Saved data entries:
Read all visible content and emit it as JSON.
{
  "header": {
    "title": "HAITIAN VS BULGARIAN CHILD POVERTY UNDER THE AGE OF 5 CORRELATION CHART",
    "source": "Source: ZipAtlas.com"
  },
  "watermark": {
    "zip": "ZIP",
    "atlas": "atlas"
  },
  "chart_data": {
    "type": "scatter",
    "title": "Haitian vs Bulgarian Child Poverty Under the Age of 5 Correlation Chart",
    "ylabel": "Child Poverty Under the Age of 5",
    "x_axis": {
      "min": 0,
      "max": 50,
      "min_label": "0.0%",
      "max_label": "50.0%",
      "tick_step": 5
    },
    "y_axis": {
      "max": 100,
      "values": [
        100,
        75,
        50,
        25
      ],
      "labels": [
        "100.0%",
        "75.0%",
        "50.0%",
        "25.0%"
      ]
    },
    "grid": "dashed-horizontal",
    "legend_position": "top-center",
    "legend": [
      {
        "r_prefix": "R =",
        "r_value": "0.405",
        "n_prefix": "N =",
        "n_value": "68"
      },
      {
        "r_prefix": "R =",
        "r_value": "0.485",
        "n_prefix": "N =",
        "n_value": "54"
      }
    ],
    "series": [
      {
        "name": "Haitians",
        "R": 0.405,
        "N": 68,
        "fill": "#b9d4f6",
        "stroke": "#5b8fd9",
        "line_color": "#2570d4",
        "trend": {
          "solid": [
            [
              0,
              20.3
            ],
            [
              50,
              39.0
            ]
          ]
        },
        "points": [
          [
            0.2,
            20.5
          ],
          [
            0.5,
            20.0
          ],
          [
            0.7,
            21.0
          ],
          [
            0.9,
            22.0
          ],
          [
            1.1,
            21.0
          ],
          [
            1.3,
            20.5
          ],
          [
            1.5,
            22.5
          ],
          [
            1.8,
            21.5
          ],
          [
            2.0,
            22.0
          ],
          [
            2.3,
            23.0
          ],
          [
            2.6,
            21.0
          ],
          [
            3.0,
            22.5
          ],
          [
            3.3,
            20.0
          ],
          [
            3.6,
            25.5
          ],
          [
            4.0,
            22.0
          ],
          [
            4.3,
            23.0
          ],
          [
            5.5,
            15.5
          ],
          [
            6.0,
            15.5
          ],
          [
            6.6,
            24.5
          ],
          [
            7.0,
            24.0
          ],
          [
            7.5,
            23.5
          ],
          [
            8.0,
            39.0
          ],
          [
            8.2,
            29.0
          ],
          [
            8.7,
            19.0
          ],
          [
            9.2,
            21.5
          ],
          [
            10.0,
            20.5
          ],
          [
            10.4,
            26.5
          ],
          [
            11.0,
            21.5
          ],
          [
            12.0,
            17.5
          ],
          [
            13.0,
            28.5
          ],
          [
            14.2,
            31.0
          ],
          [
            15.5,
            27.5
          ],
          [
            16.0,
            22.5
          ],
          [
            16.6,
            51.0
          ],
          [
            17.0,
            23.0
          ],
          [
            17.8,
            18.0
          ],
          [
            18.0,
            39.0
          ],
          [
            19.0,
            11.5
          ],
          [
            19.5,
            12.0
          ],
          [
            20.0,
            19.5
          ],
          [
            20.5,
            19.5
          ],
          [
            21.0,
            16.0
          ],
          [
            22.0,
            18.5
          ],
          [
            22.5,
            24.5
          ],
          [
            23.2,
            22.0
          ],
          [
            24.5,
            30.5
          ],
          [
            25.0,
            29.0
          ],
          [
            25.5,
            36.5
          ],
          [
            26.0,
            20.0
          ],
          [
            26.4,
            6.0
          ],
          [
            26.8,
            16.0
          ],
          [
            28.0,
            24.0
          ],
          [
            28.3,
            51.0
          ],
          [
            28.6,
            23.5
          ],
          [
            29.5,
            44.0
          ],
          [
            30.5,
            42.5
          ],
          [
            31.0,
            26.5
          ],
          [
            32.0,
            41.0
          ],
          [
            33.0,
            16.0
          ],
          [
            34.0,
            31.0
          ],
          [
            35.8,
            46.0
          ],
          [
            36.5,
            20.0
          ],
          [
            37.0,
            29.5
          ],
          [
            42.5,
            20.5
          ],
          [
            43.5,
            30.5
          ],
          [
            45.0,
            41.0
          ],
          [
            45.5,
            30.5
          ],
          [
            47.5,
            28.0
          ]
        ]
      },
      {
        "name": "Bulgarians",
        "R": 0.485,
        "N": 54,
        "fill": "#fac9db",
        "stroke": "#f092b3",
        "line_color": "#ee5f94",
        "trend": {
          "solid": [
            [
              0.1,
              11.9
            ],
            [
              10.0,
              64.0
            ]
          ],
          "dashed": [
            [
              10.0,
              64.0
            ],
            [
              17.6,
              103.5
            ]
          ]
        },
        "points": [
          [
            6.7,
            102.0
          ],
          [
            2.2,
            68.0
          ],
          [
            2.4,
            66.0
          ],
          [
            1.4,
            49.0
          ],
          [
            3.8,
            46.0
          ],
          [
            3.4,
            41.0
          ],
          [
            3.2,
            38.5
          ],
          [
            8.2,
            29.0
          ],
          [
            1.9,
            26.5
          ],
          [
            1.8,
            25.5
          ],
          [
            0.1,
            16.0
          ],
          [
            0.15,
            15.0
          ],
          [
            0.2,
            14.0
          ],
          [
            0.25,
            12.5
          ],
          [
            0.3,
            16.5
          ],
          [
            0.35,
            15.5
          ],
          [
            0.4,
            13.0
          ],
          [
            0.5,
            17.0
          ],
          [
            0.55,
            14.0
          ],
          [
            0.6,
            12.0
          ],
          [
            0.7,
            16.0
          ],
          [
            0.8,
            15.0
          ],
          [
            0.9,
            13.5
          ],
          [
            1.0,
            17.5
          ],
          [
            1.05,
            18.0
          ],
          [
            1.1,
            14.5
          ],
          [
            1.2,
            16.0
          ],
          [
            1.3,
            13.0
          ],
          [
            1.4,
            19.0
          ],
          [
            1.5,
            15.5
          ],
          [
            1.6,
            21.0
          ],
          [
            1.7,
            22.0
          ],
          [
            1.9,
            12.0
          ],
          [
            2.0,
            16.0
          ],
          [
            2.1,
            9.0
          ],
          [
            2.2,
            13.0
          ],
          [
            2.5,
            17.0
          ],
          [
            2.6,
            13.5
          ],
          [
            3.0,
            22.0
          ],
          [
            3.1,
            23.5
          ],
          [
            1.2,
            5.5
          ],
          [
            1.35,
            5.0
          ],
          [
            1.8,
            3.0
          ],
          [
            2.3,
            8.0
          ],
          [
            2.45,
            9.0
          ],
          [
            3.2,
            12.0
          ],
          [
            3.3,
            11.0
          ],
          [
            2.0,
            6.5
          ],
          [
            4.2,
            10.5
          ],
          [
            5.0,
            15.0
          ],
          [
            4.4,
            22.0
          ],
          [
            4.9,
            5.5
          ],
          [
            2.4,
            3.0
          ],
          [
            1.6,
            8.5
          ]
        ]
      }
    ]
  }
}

Written problem →
Pull out each record as written and restate it exactly.

Written reply →
Read all visible content and emit it as JSON.
{
  "header": {
    "title": "HAITIAN VS BULGARIAN CHILD POVERTY UNDER THE AGE OF 5 CORRELATION CHART",
    "source": "Source: ZipAtlas.com"
  },
  "watermark": {
    "zip": "ZIP",
    "atlas": "atlas"
  },
  "chart_data": {
    "type": "scatter",
    "title": "Haitian vs Bulgarian Child Poverty Under the Age of 5 Correlation Chart",
    "ylabel": "Child Poverty Under the Age of 5",
    "x_axis": {
      "min": 0,
      "max": 50,
      "min_label": "0.0%",
      "max_label": "50.0%",
      "tick_step": 5
    },
    "y_axis": {
      "max": 100,
      "values": [
        100,
        75,
        50,
        25
      ],
      "labels": [
        "100.0%",
        "75.0%",
        "50.0%",
        "25.0%"
      ]
    },
    "grid": "dashed-horizontal",
    "legend_position": "top-center",
    "legend": [
      {
        "r_prefix": "R =",
        "r_value": "0.405",
        "n_prefix": "N =",
        "n_value": "68"
      },
      {
        "r_prefix": "R =",
        "r_value": "0.485",
        "n_prefix": "N =",
        "n_value": "54"
      }
    ],
    "series": [
      {
        "name": "Haitians",
        "R": 0.405,
        "N": 68,
        "fill": "#b9d4f6",
        "stroke": "#5b8fd9",
        "line_color": "#2570d4",
        "trend": {
          "solid": [
            [
              0,
              20.3
            ],
            [
              50,
              39.0
            ]
          ]
        },
        "points": [
          [
            0.2,
            20.5
          ],
          [
            0.5,
            20.0
          ],
          [
            0.7,
            21.0
          ],
          [
            0.9,
            22.0
          ],
          [
            1.1,
            21.0
          ],
          [
            1.3,
            20.5
          ],
          [
            1.5,
            22.5
          ],
          [
            1.8,
            21.5
          ],
          [
            2.0,
            22.0
          ],
          [
            2.3,
            23.0
          ],
          [
            2.6,
            21.0
          ],
          [
            3.0,
            22.5
          ],
          [
            3.3,
            20.0
          ],
          [
            3.6,
            25.5
          ],
          [
            4.0,
            22.0
          ],
          [
            4.3,
            23.0
          ],
          [
            5.5,
            15.5
          ],
          [
            6.0,
            15.5
          ],
          [
            6.6,
            24.5
          ],
          [
            7.0,
            24.0
          ],
          [
            7.5,
            23.5
          ],
          [
            8.0,
            39.0
          ],
          [
            8.2,
            29.0
          ],
          [
            8.7,
            19.0
          ],
          [
            9.2,
            21.5
          ],
          [
            10.0,
            20.5
          ],
          [
            10.4,
            26.5
          ],
          [
            11.0,
            21.5
          ],
          [
            12.0,
            17.5
          ],
          [
            13.0,
            28.5
          ],
          [
            14.2,
            31.0
          ],
          [
            15.5,
            27.5
          ],
          [
            16.0,
            22.5
          ],
          [
            16.6,
            51.0
          ],
          [
            17.0,
            23.0
          ],
          [
            17.8,
            18.0
          ],
          [
            18.0,
            39.0
          ],
          [
            19.0,
            11.5
          ],
          [
            19.5,
            12.0
          ],
          [
            20.0,
            19.5
          ],
          [
            20.5,
            19.5
          ],
          [
            21.0,
            16.0
          ],
          [
            22.0,
            18.5
          ],
          [
            22.5,
            24.5
          ],
          [
            23.2,
            22.0
          ],
          [
            24.5,
            30.5
          ],
          [
            25.0,
            29.0
          ],
          [
            25.5,
            36.5
          ],
          [
            26.0,
            20.0
          ],
          [
            26.4,
            6.0
          ],
          [
            26.8,
            16.0
          ],
          [
            28.0,
            24.0
          ],
          [
            28.3,
            51.0
          ],
          [
            28.6,
            23.5
          ],
          [
            29.5,
            44.0
          ],
          [
            30.5,
            42.5
          ],
          [
            31.0,
            26.5
          ],
          [
            32.0,
            41.0
          ],
          [
            33.0,
            16.0
          ],
          [
            34.0,
            31.0
          ],
          [
            35.8,
            46.0
          ],
          [
            36.5,
            20.0
          ],
          [
            37.0,
            29.5
          ],
          [
            42.5,
            20.5
          ],
          [
            43.5,
            30.5
          ],
          [
            45.0,
            41.0
          ],
          [
            45.5,
            30.5
          ],
          [
            47.5,
            28.0
          ]
        ]
      },
      {
        "name": "Bulgarians",
        "R": 0.485,
        "N": 54,
        "fill": "#fac9db",
        "stroke": "#f092b3",
        "line_color": "#ee5f94",
        "trend": {
          "solid": [
            [
              0.1,
              11.9
            ],
            [
              10.0,
              64.0
            ]
          ],
          "dashed": [
            [
              10.0,
              64.0
            ],
            [
              17.6,
              103.5
            ]
          ]
        },
        "points": [
          [
            6.7,
            102.0
          ],
          [
            2.2,
            68.0
          ],
          [
            2.4,
            66.0
          ],
          [
            1.4,
            49.0
          ],
          [
            3.8,
            46.0
          ],
          [
            3.4,
            41.0
          ],
          [
            3.2,
            38.5
          ],
          [
            8.2,
            29.0
          ],
          [
            1.9,
            26.5
          ],
          [
            1.8,
            25.5
          ],
          [
            0.1,
            16.0
          ],
          [
            0.15,
            15.0
          ],
          [
            0.2,
            14.0
          ],
          [
            0.25,
            12.5
          ],
          [
            0.3,
            16.5
          ],
          [
            0.35,
            15.5
          ],
          [
            0.4,
            13.0
          ],
          [
            0.5,
            17.0
          ],
          [
            0.55,
            14.0
          ],
          [
            0.6,
            12.0
          ],
          [
            0.7,
            16.0
          ],
          [
            0.8,
            15.0
          ],
          [
            0.9,
            13.5
          ],
          [
            1.0,
            17.5
          ],
          [
            1.05,
            18.0
          ],
          [
            1.1,
            14.5
          ],
          [
            1.2,
            16.0
          ],
          [
            1.3,
            13.0
          ],
          [
            1.4,
            19.0
          ],
          [
            1.5,
            15.5
          ],
          [
            1.6,
            21.0
          ],
          [
            1.7,
            22.0
          ],
          [
            1.9,
            12.0
          ],
          [
            2.0,
            16.0
          ],
          [
            2.1,
            9.0
          ],
          [
            2.2,
            13.0
          ],
          [
            2.5,
            17.0
          ],
          [
            2.6,
            13.5
          ],
          [
            3.0,
            22.0
          ],
          [
            3.1,
            23.5
          ],
          [
            1.2,
            5.5
          ],
          [
            1.35,
            5.0
          ],
          [
            1.8,
            3.0
          ],
          [
            2.3,
            8.0
          ],
          [
            2.45,
            9.0
          ],
          [
            3.2,
            12.0
          ],
          [
            3.3,
            11.0
          ],
          [
            2.0,
            6.5
          ],
          [
            4.2,
            10.5
          ],
          [
            5.0,
            15.0
          ],
          [
            4.4,
            22.0
          ],
          [
            4.9,
            5.5
          ],
          [
            2.4,
            3.0
          ],
          [
            1.6,
            8.5
          ]
        ]
      }
    ]
  }
}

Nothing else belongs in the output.